__Task instructions__. Each record needs to be echoed exactly; can you do that?

Records:
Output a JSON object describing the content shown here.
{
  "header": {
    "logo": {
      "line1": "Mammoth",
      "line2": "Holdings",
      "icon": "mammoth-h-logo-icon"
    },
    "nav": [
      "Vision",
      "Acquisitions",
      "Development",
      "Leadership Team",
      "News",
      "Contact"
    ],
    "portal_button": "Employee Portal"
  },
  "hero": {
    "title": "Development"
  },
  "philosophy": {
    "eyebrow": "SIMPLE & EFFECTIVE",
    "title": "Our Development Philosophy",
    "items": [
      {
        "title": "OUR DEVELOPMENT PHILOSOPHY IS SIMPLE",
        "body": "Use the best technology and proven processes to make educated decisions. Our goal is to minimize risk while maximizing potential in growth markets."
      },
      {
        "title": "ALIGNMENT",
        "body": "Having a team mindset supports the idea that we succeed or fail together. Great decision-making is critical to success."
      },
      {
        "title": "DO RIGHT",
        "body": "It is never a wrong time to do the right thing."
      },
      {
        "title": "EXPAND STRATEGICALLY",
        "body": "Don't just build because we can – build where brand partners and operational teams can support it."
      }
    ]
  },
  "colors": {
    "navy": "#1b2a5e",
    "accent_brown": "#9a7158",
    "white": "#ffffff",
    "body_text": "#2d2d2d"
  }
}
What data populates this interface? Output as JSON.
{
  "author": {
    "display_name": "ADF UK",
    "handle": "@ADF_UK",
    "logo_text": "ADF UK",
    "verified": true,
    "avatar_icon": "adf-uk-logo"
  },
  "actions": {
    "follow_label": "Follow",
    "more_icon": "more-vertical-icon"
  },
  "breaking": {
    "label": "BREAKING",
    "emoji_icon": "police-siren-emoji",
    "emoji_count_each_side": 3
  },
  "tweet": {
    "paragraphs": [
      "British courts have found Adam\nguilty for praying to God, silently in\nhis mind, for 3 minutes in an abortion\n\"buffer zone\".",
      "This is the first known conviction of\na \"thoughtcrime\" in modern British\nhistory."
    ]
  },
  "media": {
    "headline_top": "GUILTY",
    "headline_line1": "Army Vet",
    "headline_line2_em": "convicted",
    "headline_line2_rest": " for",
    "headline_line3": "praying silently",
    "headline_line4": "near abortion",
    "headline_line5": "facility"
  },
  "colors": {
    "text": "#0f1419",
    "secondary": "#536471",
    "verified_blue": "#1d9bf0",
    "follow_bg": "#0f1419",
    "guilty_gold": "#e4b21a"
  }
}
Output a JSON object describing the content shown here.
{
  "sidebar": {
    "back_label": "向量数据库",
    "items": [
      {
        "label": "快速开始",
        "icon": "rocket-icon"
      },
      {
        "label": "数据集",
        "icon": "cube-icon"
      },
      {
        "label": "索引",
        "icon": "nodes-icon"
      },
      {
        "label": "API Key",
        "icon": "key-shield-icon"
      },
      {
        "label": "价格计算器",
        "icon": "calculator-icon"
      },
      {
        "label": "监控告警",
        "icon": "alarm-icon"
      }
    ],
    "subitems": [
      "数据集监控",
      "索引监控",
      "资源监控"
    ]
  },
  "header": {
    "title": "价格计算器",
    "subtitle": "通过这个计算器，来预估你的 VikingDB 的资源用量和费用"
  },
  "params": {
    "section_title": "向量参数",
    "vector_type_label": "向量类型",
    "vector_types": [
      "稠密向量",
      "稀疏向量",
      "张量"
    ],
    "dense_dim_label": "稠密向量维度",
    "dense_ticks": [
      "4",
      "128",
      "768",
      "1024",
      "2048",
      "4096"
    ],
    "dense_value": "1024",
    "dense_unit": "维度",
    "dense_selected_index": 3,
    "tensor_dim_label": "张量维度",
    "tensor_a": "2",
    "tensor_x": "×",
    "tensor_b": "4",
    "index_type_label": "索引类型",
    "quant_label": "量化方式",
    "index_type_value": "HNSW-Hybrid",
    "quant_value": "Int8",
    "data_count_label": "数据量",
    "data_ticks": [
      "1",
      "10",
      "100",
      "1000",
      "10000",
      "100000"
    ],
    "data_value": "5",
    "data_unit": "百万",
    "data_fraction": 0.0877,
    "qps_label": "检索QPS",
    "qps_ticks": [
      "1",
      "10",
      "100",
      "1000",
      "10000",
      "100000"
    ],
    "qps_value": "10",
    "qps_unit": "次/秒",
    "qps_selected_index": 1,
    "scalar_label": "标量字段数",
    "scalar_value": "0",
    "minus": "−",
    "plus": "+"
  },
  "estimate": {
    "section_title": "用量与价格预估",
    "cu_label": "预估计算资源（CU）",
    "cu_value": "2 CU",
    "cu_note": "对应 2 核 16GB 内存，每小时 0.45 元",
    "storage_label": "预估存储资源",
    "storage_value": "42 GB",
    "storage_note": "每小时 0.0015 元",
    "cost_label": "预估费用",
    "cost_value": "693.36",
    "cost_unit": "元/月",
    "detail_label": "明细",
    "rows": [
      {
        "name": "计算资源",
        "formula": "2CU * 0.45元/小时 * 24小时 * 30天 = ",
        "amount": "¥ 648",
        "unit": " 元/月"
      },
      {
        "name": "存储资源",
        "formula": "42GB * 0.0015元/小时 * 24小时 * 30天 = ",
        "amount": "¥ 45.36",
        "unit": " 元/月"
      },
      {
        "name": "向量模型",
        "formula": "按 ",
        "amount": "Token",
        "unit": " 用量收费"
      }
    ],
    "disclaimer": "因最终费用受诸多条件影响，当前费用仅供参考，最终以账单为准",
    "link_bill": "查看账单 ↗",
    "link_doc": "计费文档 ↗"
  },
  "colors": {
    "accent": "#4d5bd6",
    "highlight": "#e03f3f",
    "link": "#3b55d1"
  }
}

__Exercise answer__.
Output a JSON object describing the content shown here.
{
  "header": {
    "logo": {
      "line1": "Mammoth",
      "line2": "Holdings",
      "icon": "mammoth-h-logo-icon"
    },
    "nav": [
      "Vision",
      "Acquisitions",
      "Development",
      "Leadership Team",
      "News",
      "Contact"
    ],
    "portal_button": "Employee Portal"
  },
  "hero": {
    "title": "Development"
  },
  "philosophy": {
    "eyebrow": "SIMPLE & EFFECTIVE",
    "title": "Our Development Philosophy",
    "items": [
      {
        "title": "OUR DEVELOPMENT PHILOSOPHY IS SIMPLE",
        "body": "Use the best technology and proven processes to make educated decisions. Our goal is to minimize risk while maximizing potential in growth markets."
      },
      {
        "title": "ALIGNMENT",
        "body": "Having a team mindset supports the idea that we succeed or fail together. Great decision-making is critical to success."
      },
      {
        "title": "DO RIGHT",
        "body": "It is never a wrong time to do the right thing."
      },
      {
        "title": "EXPAND STRATEGICALLY",
        "body": "Don't just build because we can – build where brand partners and operational teams can support it."
      }
    ]
  },
  "colors": {
    "navy": "#1b2a5e",
    "accent_brown": "#9a7158",
    "white": "#ffffff",
    "body_text": "#2d2d2d"
  }
}
What data populates this interface? Output as JSON.
{
  "author": {
    "display_name": "ADF UK",
    "handle": "@ADF_UK",
    "logo_text": "ADF UK",
    "verified": true,
    "avatar_icon": "adf-uk-logo"
  },
  "actions": {
    "follow_label": "Follow",
    "more_icon": "more-vertical-icon"
  },
  "breaking": {
    "label": "BREAKING",
    "emoji_icon": "police-siren-emoji",
    "emoji_count_each_side": 3
  },
  "tweet": {
    "paragraphs": [
      "British courts have found Adam\nguilty for praying to God, silently in\nhis mind, for 3 minutes in an abortion\n\"buffer zone\".",
      "This is the first known conviction of\na \"thoughtcrime\" in modern British\nhistory."
    ]
  },
  "media": {
    "headline_top": "GUILTY",
    "headline_line1": "Army Vet",
    "headline_line2_em": "convicted",
    "headline_line2_rest": " for",
    "headline_line3": "praying silently",
    "headline_line4": "near abortion",
    "headline_line5": "facility"
  },
  "colors": {
    "text": "#0f1419",
    "secondary": "#536471",
    "verified_blue": "#1d9bf0",
    "follow_bg": "#0f1419",
    "guilty_gold": "#e4b21a"
  }
}
Output a JSON object describing the content shown here.
{
  "sidebar": {
    "back_label": "向量数据库",
    "items": [
      {
        "label": "快速开始",
        "icon": "rocket-icon"
      },
      {
        "label": "数据集",
        "icon": "cube-icon"
      },
      {
        "label": "索引",
        "icon": "nodes-icon"
      },
      {
        "label": "API Key",
        "icon": "key-shield-icon"
      },
      {
        "label": "价格计算器",
        "icon": "calculator-icon"
      },
      {
        "label": "监控告警",
        "icon": "alarm-icon"
      }
    ],
    "subitems": [
      "数据集监控",
      "索引监控",
      "资源监控"
    ]
  },
  "header": {
    "title": "价格计算器",
    "subtitle": "通过这个计算器，来预估你的 VikingDB 的资源用量和费用"
  },
  "params": {
    "section_title": "向量参数",
    "vector_type_label": "向量类型",
    "vector_types": [
      "稠密向量",
      "稀疏向量",
      "张量"
    ],
    "dense_dim_label": "稠密向量维度",
    "dense_ticks": [
      "4",
      "128",
      "768",
      "1024",
      "2048",
      "4096"
    ],
    "dense_value": "1024",
    "dense_unit": "维度",
    "dense_selected_index": 3,
    "tensor_dim_label": "张量维度",
    "tensor_a": "2",
    "tensor_x": "×",
    "tensor_b": "4",
    "index_type_label": "索引类型",
    "quant_label": "量化方式",
    "index_type_value": "HNSW-Hybrid",
    "quant_value": "Int8",
    "data_count_label": "数据量",
    "data_ticks": [
      "1",
      "10",
      "100",
      "1000",
      "10000",
      "100000"
    ],
    "data_value": "5",
    "data_unit": "百万",
    "data_fraction": 0.0877,
    "qps_label": "检索QPS",
    "qps_ticks": [
      "1",
      "10",
      "100",
      "1000",
      "10000",
      "100000"
    ],
    "qps_value": "10",
    "qps_unit": "次/秒",
    "qps_selected_index": 1,
    "scalar_label": "标量字段数",
    "scalar_value": "0",
    "minus": "−",
    "plus": "+"
  },
  "estimate": {
    "section_title": "用量与价格预估",
    "cu_label": "预估计算资源（CU）",
    "cu_value": "2 CU",
    "cu_note": "对应 2 核 16GB 内存，每小时 0.45 元",
    "storage_label": "预估存储资源",
    "storage_value": "42 GB",
    "storage_note": "每小时 0.0015 元",
    "cost_label": "预估费用",
    "cost_value": "693.36",
    "cost_unit": "元/月",
    "detail_label": "明细",
    "rows": [
      {
        "name": "计算资源",
        "formula": "2CU * 0.45元/小时 * 24小时 * 30天 = ",
        "amount": "¥ 648",
        "unit": " 元/月"
      },
      {
        "name": "存储资源",
        "formula": "42GB * 0.0015元/小时 * 24小时 * 30天 = ",
        "amount": "¥ 45.36",
        "unit": " 元/月"
      },
      {
        "name": "向量模型",
        "formula": "按 ",
        "amount": "Token",
        "unit": " 用量收费"
      }
    ],
    "disclaimer": "因最终费用受诸多条件影响，当前费用仅供参考，最终以账单为准",
    "link_bill": "查看账单 ↗",
    "link_doc": "计费文档 ↗"
  },
  "colors": {
    "accent": "#4d5bd6",
    "highlight": "#e03f3f",
    "link": "#3b55d1"
  }
}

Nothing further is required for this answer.